(Stored records)
-- Start --
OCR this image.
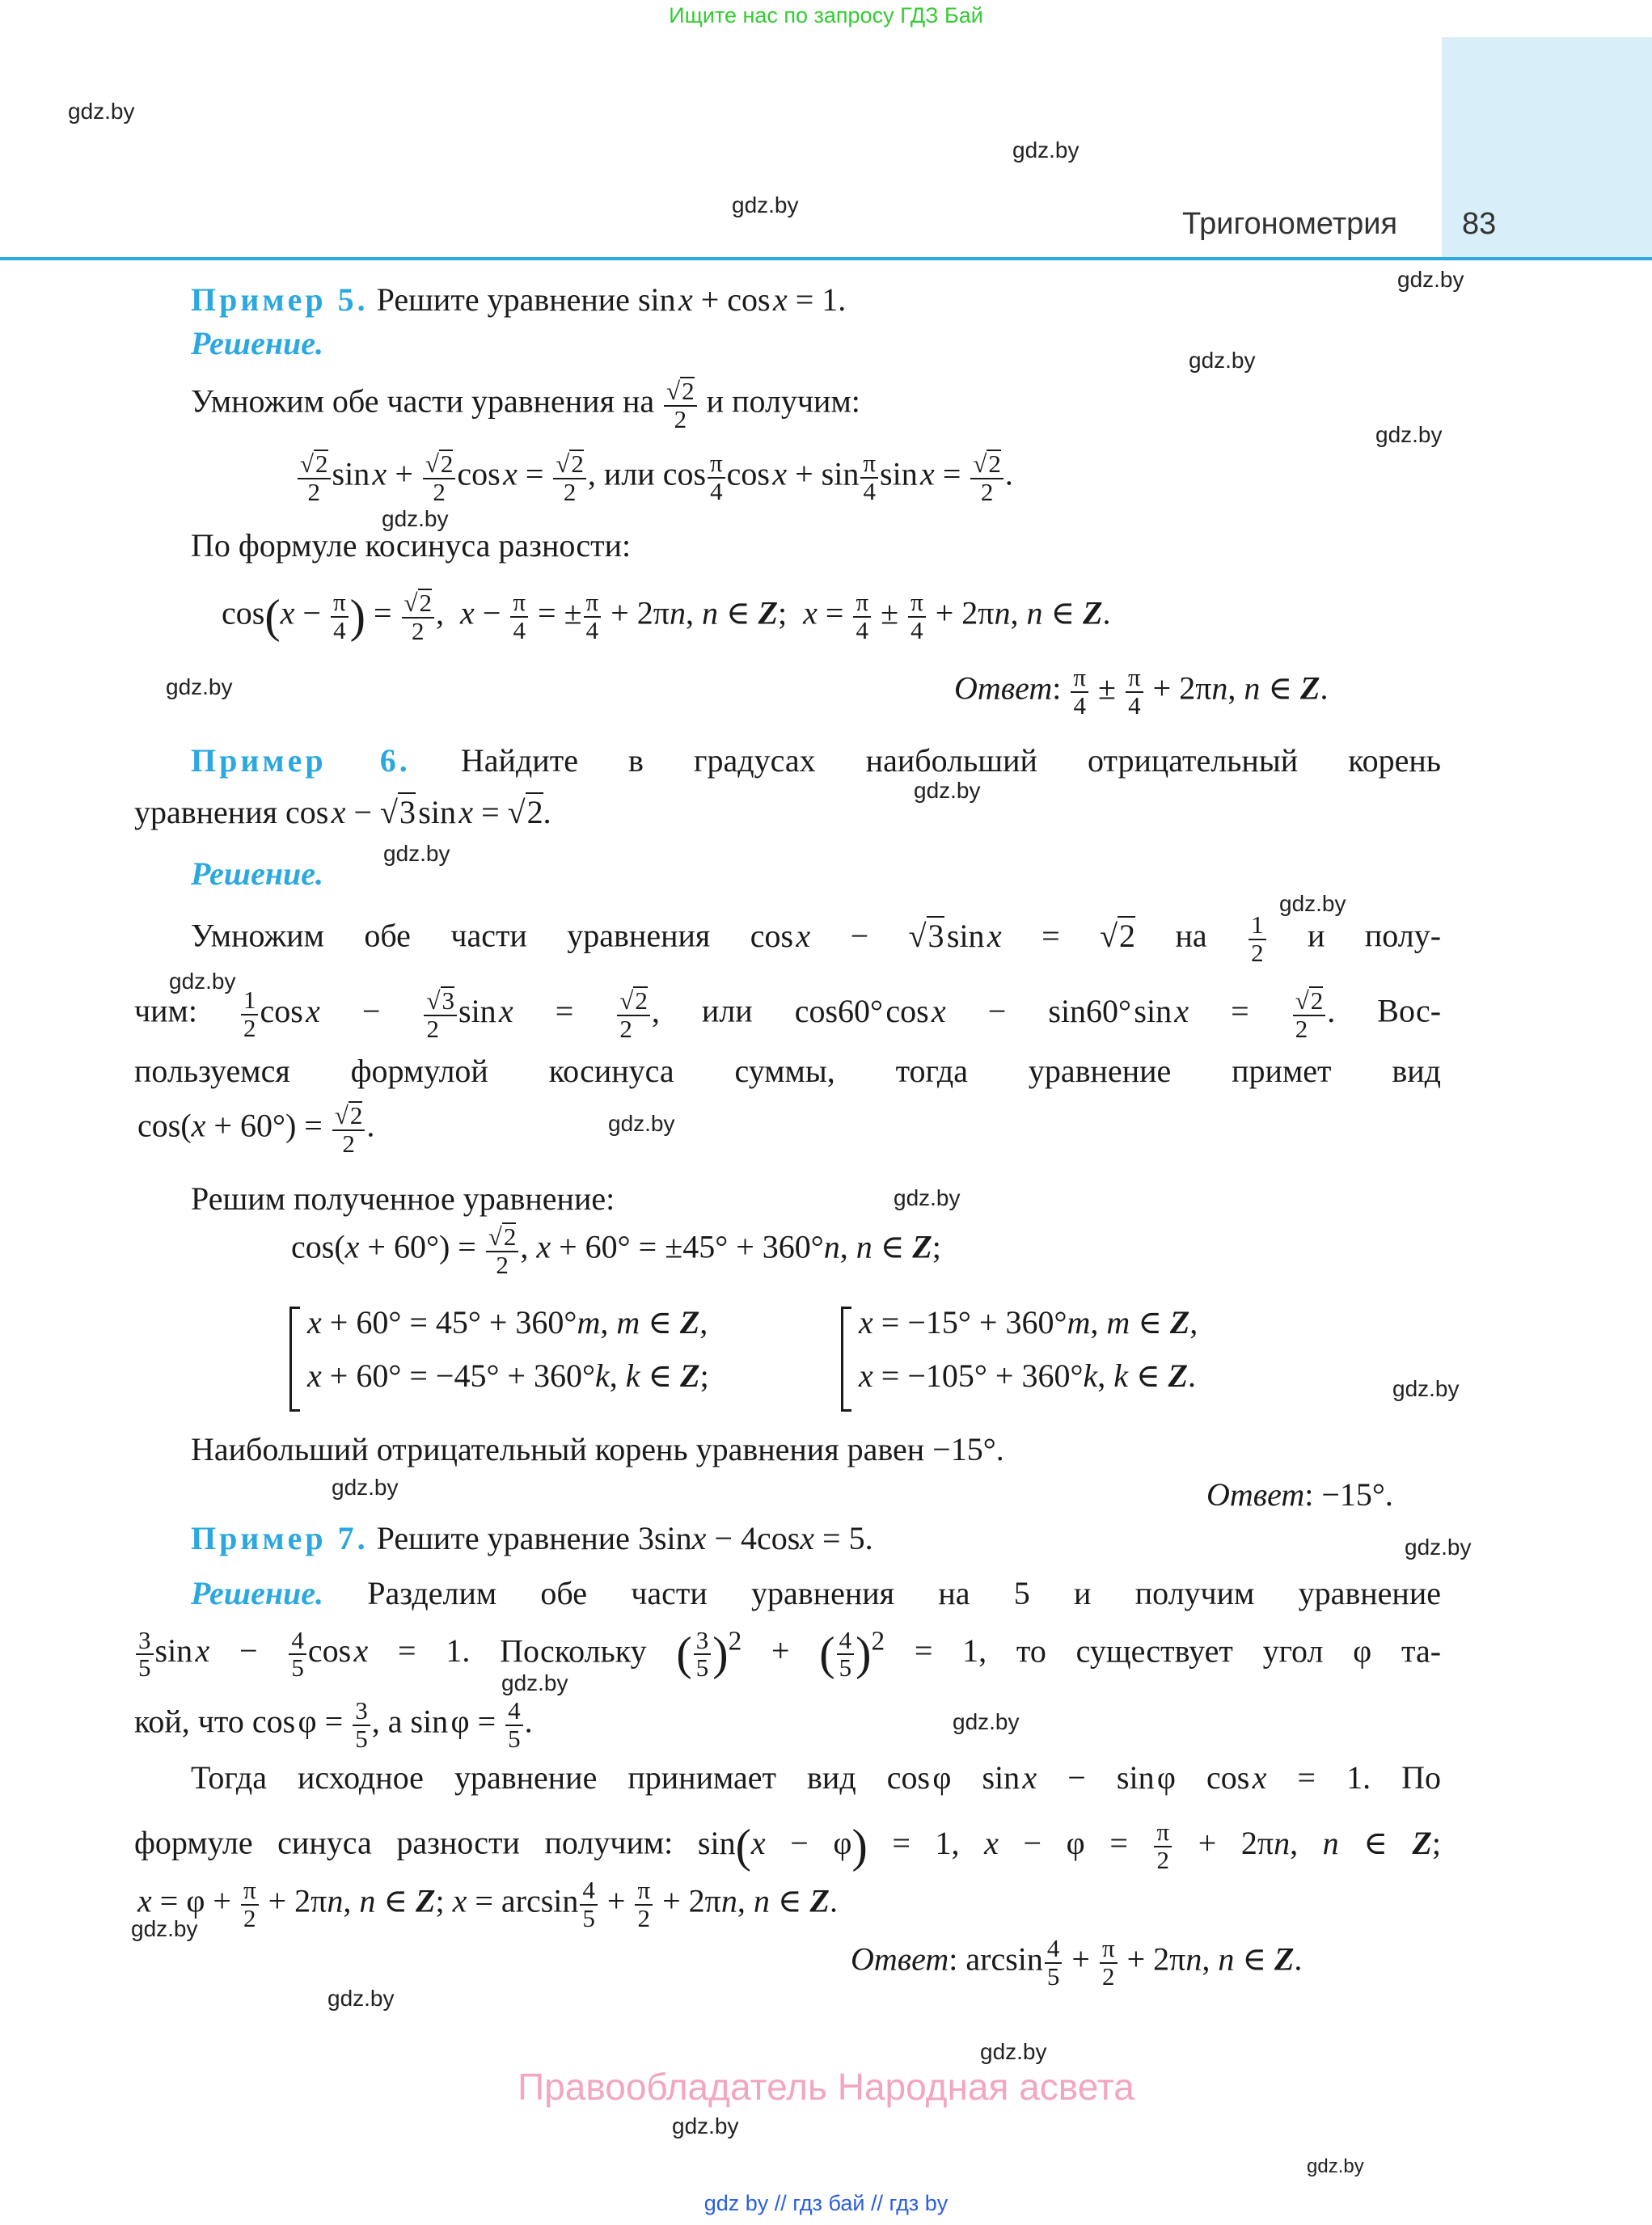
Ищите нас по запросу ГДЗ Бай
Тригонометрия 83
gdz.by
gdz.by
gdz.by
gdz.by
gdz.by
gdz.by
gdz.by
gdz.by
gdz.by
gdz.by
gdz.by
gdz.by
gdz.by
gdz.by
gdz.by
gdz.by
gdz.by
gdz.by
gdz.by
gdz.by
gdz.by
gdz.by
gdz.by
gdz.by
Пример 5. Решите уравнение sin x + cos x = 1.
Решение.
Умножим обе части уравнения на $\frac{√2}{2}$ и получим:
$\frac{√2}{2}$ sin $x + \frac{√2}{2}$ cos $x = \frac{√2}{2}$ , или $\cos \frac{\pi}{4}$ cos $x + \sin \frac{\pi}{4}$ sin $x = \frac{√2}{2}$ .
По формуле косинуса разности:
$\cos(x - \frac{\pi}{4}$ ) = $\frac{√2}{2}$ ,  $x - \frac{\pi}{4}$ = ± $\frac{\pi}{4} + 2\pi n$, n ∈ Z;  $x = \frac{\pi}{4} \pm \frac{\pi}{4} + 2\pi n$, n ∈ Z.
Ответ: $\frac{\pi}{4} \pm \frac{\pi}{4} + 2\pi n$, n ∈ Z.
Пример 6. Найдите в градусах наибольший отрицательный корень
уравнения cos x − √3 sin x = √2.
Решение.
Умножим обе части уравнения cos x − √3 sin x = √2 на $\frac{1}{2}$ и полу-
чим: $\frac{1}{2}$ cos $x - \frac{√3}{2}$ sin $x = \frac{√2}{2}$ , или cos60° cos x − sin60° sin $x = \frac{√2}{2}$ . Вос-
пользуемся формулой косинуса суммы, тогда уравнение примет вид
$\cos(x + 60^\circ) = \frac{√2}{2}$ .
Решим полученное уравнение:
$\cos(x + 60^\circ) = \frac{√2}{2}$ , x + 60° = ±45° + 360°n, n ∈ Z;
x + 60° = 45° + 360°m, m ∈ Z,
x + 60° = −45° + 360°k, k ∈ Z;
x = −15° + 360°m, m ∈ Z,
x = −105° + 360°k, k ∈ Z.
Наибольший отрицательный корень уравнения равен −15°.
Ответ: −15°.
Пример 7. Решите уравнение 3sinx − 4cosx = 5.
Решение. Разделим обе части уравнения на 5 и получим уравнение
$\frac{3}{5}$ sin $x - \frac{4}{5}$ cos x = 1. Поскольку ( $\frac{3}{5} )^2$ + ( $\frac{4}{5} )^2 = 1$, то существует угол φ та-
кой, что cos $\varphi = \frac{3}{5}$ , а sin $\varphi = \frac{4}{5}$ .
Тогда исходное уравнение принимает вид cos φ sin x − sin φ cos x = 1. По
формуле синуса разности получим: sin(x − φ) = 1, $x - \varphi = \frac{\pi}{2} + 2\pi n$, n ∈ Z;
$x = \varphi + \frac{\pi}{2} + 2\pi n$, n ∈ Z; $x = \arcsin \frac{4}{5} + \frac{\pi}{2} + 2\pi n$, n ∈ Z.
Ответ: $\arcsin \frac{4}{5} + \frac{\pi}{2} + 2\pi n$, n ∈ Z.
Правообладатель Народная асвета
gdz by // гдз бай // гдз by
-- End --
-- Start --
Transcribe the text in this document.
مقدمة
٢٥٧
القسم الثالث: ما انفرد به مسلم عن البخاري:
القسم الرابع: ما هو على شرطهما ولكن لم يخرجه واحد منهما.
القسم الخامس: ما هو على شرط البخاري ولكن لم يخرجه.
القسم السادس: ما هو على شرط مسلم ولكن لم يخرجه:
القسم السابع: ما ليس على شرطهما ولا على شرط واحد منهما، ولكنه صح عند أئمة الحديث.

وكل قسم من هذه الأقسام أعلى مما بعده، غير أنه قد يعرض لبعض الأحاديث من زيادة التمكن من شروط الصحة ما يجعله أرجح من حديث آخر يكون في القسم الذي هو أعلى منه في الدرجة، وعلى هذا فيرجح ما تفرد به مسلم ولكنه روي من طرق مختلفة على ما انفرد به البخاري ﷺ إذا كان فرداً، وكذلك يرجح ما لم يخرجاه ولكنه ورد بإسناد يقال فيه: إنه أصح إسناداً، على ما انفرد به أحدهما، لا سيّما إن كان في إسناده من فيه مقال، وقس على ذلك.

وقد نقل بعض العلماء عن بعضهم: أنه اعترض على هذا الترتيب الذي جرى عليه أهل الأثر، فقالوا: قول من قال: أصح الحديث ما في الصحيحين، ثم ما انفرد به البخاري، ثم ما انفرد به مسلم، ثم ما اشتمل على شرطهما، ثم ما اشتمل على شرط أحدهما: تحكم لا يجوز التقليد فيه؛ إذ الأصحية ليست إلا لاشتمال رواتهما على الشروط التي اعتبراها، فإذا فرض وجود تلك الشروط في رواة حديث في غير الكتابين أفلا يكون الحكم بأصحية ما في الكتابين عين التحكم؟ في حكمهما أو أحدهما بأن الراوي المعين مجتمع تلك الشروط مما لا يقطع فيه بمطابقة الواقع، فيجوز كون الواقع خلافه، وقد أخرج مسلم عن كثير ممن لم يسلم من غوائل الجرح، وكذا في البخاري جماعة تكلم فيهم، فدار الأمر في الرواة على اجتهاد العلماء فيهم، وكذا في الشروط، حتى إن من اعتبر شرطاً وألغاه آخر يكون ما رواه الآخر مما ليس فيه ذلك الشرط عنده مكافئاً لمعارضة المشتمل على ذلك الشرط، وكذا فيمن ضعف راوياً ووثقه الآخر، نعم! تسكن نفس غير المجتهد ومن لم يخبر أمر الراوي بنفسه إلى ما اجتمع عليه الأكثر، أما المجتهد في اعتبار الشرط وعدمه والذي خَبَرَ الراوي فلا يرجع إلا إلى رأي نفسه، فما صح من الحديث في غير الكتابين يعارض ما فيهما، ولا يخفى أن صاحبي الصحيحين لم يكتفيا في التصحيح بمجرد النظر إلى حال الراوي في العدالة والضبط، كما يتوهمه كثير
-- End --
-- Start --
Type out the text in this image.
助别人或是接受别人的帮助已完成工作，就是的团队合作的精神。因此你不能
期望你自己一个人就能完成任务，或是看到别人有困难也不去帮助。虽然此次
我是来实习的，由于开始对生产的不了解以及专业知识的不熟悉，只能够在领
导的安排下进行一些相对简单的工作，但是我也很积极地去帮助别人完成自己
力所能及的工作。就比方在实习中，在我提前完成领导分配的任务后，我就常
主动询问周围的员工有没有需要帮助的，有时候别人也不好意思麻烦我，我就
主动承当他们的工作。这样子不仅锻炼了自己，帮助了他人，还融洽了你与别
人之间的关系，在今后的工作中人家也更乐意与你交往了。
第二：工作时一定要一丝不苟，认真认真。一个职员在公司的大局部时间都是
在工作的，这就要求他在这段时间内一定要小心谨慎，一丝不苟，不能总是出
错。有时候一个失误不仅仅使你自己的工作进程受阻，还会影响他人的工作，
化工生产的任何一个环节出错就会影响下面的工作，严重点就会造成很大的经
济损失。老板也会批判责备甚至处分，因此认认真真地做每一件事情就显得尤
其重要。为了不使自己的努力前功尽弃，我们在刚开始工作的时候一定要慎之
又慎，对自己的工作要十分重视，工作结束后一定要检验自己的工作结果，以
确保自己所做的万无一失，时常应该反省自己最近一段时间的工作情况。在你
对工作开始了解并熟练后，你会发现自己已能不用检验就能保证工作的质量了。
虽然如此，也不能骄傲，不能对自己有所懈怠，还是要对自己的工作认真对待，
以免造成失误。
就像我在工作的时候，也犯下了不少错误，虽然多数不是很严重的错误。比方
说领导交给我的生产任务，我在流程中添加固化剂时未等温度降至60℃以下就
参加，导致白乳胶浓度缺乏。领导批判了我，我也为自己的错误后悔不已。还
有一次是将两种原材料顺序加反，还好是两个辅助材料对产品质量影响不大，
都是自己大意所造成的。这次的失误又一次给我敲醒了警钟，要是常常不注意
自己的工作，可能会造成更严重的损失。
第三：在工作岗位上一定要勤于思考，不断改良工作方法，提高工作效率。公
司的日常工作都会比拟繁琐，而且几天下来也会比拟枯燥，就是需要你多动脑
-- End --
GOAL: Go through the listing above and locate each line that holds the word "косинуса". Copy those lines.

OUTPUT FOR THIS TASK:
По формуле косинуса разности:
пользуемся формулой косинуса суммы, тогда уравнение примет вид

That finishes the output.